>> start Material provided

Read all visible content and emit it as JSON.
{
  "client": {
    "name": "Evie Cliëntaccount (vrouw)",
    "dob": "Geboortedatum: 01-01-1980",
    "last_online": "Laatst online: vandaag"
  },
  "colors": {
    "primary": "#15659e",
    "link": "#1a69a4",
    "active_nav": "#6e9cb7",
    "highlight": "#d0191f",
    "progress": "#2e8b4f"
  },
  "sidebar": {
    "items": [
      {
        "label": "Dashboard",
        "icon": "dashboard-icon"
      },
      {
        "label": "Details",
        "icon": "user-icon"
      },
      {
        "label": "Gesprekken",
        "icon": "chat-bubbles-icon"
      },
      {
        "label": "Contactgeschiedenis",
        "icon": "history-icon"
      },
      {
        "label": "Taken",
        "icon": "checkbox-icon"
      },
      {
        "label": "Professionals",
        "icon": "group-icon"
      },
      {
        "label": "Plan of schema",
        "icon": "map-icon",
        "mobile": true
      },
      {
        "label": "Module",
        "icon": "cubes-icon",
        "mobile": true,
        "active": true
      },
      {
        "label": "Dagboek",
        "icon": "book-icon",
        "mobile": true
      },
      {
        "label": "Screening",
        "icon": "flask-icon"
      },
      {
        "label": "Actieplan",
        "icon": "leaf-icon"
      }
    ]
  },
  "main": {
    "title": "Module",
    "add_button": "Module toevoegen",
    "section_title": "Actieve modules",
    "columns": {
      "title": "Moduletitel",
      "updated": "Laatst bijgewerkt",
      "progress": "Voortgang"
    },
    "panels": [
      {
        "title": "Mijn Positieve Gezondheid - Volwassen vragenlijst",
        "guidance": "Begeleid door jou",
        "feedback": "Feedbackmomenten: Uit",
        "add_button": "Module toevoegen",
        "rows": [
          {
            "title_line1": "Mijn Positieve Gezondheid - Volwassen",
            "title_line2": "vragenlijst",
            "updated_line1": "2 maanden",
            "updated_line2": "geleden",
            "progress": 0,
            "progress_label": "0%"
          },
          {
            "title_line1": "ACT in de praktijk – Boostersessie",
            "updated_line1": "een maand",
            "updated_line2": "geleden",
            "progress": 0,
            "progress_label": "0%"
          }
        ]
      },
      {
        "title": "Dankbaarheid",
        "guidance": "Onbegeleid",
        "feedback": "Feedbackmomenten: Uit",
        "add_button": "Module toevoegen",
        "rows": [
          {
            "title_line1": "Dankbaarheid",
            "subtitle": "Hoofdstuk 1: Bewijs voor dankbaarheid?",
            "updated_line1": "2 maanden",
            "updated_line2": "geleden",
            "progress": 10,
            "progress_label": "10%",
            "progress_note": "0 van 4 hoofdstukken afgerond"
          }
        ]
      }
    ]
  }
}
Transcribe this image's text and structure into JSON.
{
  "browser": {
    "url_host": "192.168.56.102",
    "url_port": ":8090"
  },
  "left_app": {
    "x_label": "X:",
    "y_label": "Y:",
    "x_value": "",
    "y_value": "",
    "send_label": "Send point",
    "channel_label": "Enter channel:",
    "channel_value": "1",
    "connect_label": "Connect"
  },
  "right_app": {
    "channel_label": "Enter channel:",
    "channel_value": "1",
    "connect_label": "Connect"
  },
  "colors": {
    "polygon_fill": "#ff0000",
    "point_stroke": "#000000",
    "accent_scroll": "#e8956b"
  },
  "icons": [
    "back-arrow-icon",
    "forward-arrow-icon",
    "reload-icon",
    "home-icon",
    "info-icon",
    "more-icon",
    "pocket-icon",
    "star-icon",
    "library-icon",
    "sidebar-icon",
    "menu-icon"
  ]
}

>> end Material provided

→ Work required: Find the number of lines in which the word "Mijn" occurs, and write nothing but that number.

→ Output for this task: 2